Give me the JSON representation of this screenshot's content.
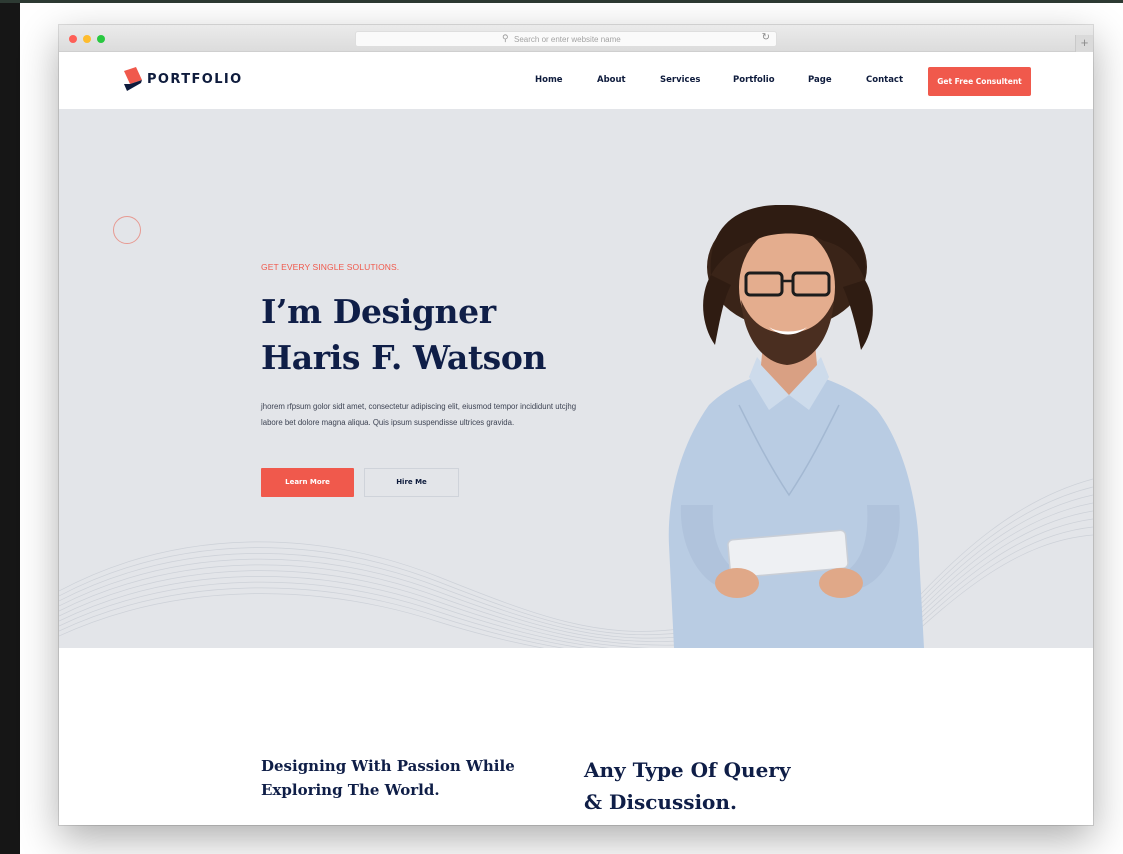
{
  "browser": {
    "url_placeholder": "Search or enter website name"
  },
  "nav": {
    "logo_text": "PORTFOLIO",
    "links": [
      "Home",
      "About",
      "Services",
      "Portfolio",
      "Page",
      "Contact"
    ],
    "cta_label": "Get Free Consultent"
  },
  "hero": {
    "eyebrow": "GET EVERY SINGLE SOLUTIONS.",
    "title_line1": "I’m Designer",
    "title_line2": "Haris F. Watson",
    "description": "jhorem rfpsum golor sidt amet, consectetur adipiscing elit, eiusmod tempor incididunt utcjhg labore bet dolore magna aliqua. Quis ipsum suspendisse ultrices gravida.",
    "primary_button": "Learn More",
    "secondary_button": "Hire Me"
  },
  "section2": {
    "left_line1": "Designing With Passion While",
    "left_line2": "Exploring The World.",
    "right_line1": "Any Type Of Query",
    "right_line2": "& Discussion."
  },
  "colors": {
    "accent": "#f0594c",
    "heading": "#0f1e47",
    "hero_bg": "#e3e5e9"
  },
  "icons": [
    "search-icon",
    "reload-icon",
    "new-tab-icon",
    "logo-icon"
  ]
}
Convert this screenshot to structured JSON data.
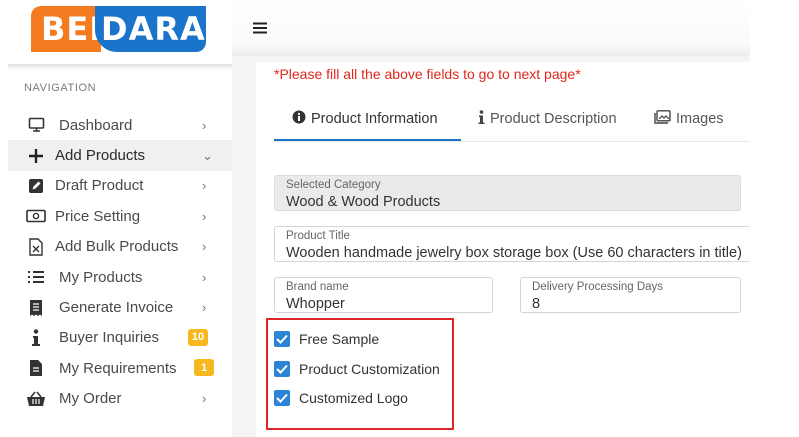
{
  "brand": {
    "logo_part1": "BEL",
    "logo_part2": "DARA",
    "orange": "#f47b20",
    "blue": "#1a74c9"
  },
  "sidebar": {
    "heading": "NAVIGATION",
    "items": [
      {
        "label": "Dashboard",
        "icon": "monitor-icon",
        "trail": "›"
      },
      {
        "label": "Add Products",
        "icon": "plus-icon",
        "trail": "⌄"
      },
      {
        "label": "Draft Product",
        "icon": "edit-icon",
        "trail": "›"
      },
      {
        "label": "Price Setting",
        "icon": "money-icon",
        "trail": "›"
      },
      {
        "label": "Add Bulk Products",
        "icon": "excel-file-icon",
        "trail": "›"
      },
      {
        "label": "My Products",
        "icon": "list-icon",
        "trail": "›"
      },
      {
        "label": "Generate Invoice",
        "icon": "invoice-icon",
        "trail": "›"
      },
      {
        "label": "Buyer Inquiries",
        "icon": "info-icon",
        "badge": "10"
      },
      {
        "label": "My Requirements",
        "icon": "document-icon",
        "badge": "1"
      },
      {
        "label": "My Order",
        "icon": "basket-icon",
        "trail": "›"
      }
    ]
  },
  "header": {
    "menu_icon": "hamburger-icon"
  },
  "form": {
    "warning": "*Please fill all the above fields to go to next page*",
    "tabs": [
      {
        "label": "Product Information",
        "icon": "info-circle-icon"
      },
      {
        "label": "Product Description",
        "icon": "info-icon"
      },
      {
        "label": "Images",
        "icon": "images-icon"
      }
    ],
    "selected_category": {
      "label": "Selected Category",
      "value": "Wood & Wood Products"
    },
    "product_title": {
      "label": "Product Title",
      "value": "Wooden handmade jewelry box storage box (Use 60 characters in title)"
    },
    "brand_name": {
      "label": "Brand name",
      "value": "Whopper"
    },
    "delivery_days": {
      "label": "Delivery Processing Days",
      "value": "8"
    },
    "checkboxes": [
      {
        "label": "Free Sample",
        "checked": true
      },
      {
        "label": "Product Customization",
        "checked": true
      },
      {
        "label": "Customized Logo",
        "checked": true
      }
    ]
  }
}
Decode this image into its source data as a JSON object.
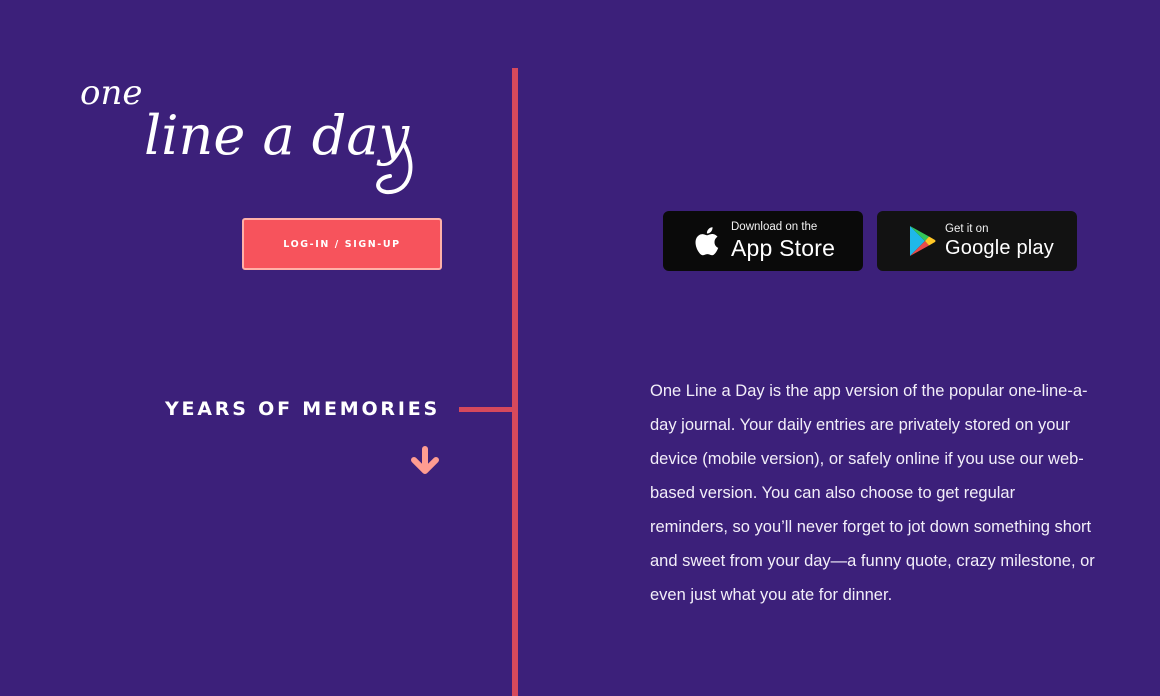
{
  "brand": {
    "logo_text": "one line a day"
  },
  "auth": {
    "login_label": "LOG-IN / SIGN-UP"
  },
  "section": {
    "heading": "YEARS OF MEMORIES",
    "scroll_icon": "arrow-down-icon"
  },
  "downloads": {
    "app_store": {
      "small_text": "Download on the",
      "large_text": "App Store",
      "icon": "apple-icon"
    },
    "google_play": {
      "small_text": "Get it on",
      "large_text": "Google play",
      "icon": "google-play-icon"
    }
  },
  "description": "One Line a Day is the app version of the popular one-line-a-day journal. Your daily entries are privately stored on your device (mobile version), or safely online if you use our web-based version. You can also choose to get regular reminders, so you’ll never forget to jot down something short and sweet from your day—a funny quote, crazy milestone, or even just what you ate for dinner.",
  "colors": {
    "background": "#3c207a",
    "accent": "#f7535c",
    "timeline": "#d6495c",
    "arrow": "#ff9c91"
  }
}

____________

• TASK TO CARRY OUT
Find the word "value" in the data and copy out each line where it turns up.

• RESPONSE
      "value": "Wood & Wood Products"
      "value": "Wooden handmade jewelry box storage box (Use 60 characters in title)"
      "value": "Whopper"
      "value": "8"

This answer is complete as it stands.